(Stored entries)
• • • • •

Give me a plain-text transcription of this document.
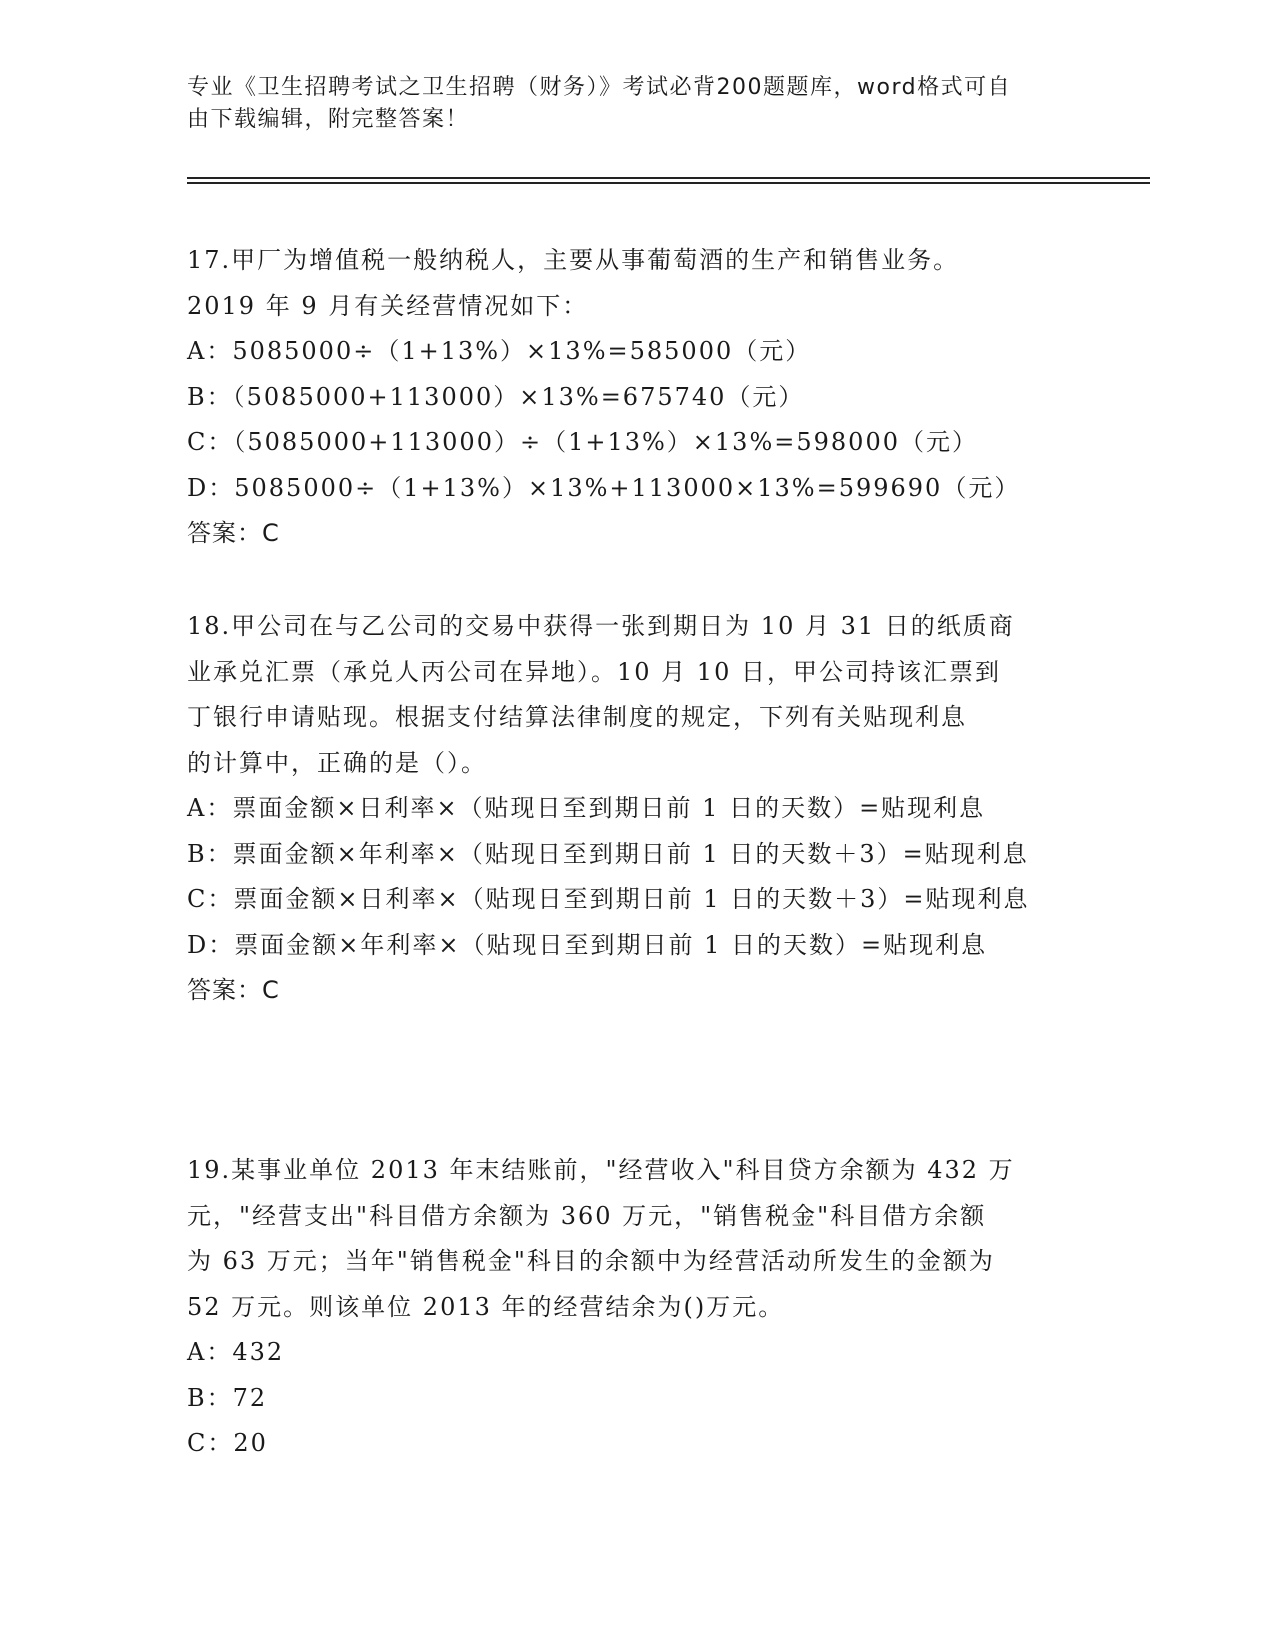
专业《卫生招聘考试之卫生招聘（财务）》考试必背200题题库，word格式可自
由下载编辑，附完整答案！
17.甲厂为增值税一般纳税人，主要从事葡萄酒的生产和销售业务。
2019 年 9 月有关经营情况如下：
A：5085000÷（1+13%）×13%=585000（元）
B：（5085000+113000）×13%=675740（元）
C：（5085000+113000）÷（1+13%）×13%=598000（元）
D：5085000÷（1+13%）×13%+113000×13%=599690（元）
答案：C
18.甲公司在与乙公司的交易中获得一张到期日为 10 月 31 日的纸质商
业承兑汇票（承兑人丙公司在异地）。10 月 10 日，甲公司持该汇票到
丁银行申请贴现。根据支付结算法律制度的规定，下列有关贴现利息
的计算中，正确的是（）。
A：票面金额×日利率×（贴现日至到期日前 1 日的天数）=贴现利息
B：票面金额×年利率×（贴现日至到期日前 1 日的天数＋3）=贴现利息
C：票面金额×日利率×（贴现日至到期日前 1 日的天数＋3）=贴现利息
D：票面金额×年利率×（贴现日至到期日前 1 日的天数）=贴现利息
答案：C
19.某事业单位 2013 年末结账前，"经营收入"科目贷方余额为 432 万
元，"经营支出"科目借方余额为 360 万元，"销售税金"科目借方余额
为 63 万元；当年"销售税金"科目的余额中为经营活动所发生的金额为
52 万元。则该单位 2013 年的经营结余为()万元。
A：432
B：72
C：20
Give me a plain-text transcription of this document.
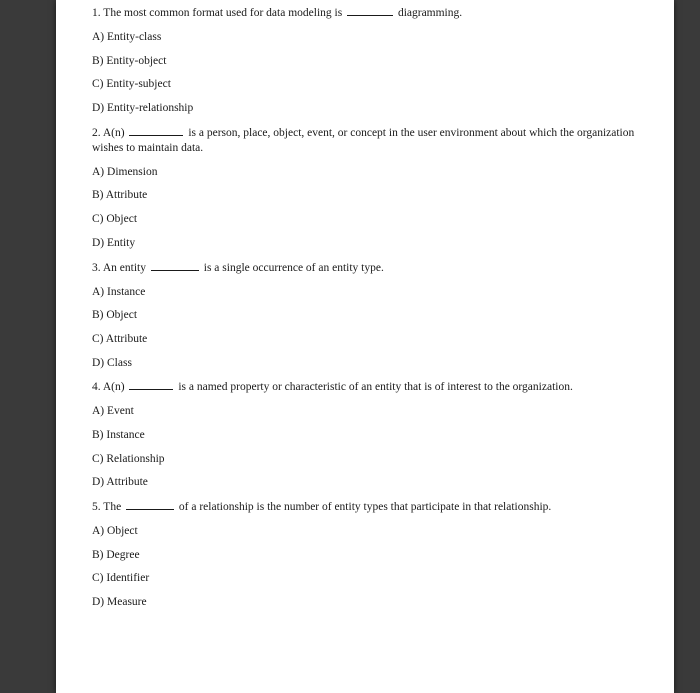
1. The most common format used for data modeling is	diagramming.
A) Entity-class
B) Entity-object
C) Entity-subject
D) Entity-relationship
2. A(n)	is a person, place, object, event, or concept in the user environment about which the organization wishes to maintain data.
A) Dimension
B) Attribute
C) Object
D) Entity
3. An entity	is a single occurrence of an entity type.
A) Instance
B) Object
C) Attribute
D) Class
4. A(n)	is a named property or characteristic of an entity that is of interest to the organization.
A) Event
B) Instance
C) Relationship
D) Attribute
5. The	of a relationship is the number of entity types that participate in that relationship.
A) Object
B) Degree
C) Identifier
D) Measure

• • • • •

▶ Directions for this task:
Except for the pictures, copy the material above exactly.

▶ Answer to the problem:
Give me a plain-text transcription of this document.
专业《卫生招聘考试之卫生招聘（财务）》考试必背200题题库，word格式可自
由下载编辑，附完整答案！
17.甲厂为增值税一般纳税人，主要从事葡萄酒的生产和销售业务。
2019 年 9 月有关经营情况如下：
A：5085000÷（1+13%）×13%=585000（元）
B：（5085000+113000）×13%=675740（元）
C：（5085000+113000）÷（1+13%）×13%=598000（元）
D：5085000÷（1+13%）×13%+113000×13%=599690（元）
答案：C
18.甲公司在与乙公司的交易中获得一张到期日为 10 月 31 日的纸质商
业承兑汇票（承兑人丙公司在异地）。10 月 10 日，甲公司持该汇票到
丁银行申请贴现。根据支付结算法律制度的规定，下列有关贴现利息
的计算中，正确的是（）。
A：票面金额×日利率×（贴现日至到期日前 1 日的天数）=贴现利息
B：票面金额×年利率×（贴现日至到期日前 1 日的天数＋3）=贴现利息
C：票面金额×日利率×（贴现日至到期日前 1 日的天数＋3）=贴现利息
D：票面金额×年利率×（贴现日至到期日前 1 日的天数）=贴现利息
答案：C
19.某事业单位 2013 年末结账前，"经营收入"科目贷方余额为 432 万
元，"经营支出"科目借方余额为 360 万元，"销售税金"科目借方余额
为 63 万元；当年"销售税金"科目的余额中为经营活动所发生的金额为
52 万元。则该单位 2013 年的经营结余为()万元。
A：432
B：72
C：20
Give me a plain-text transcription of this document.
1. The most common format used for data modeling is	diagramming.
A) Entity-class
B) Entity-object
C) Entity-subject
D) Entity-relationship
2. A(n)	is a person, place, object, event, or concept in the user environment about which the organization wishes to maintain data.
A) Dimension
B) Attribute
C) Object
D) Entity
3. An entity	is a single occurrence of an entity type.
A) Instance
B) Object
C) Attribute
D) Class
4. A(n)	is a named property or characteristic of an entity that is of interest to the organization.
A) Event
B) Instance
C) Relationship
D) Attribute
5. The	of a relationship is the number of entity types that participate in that relationship.
A) Object
B) Degree
C) Identifier
D) Measure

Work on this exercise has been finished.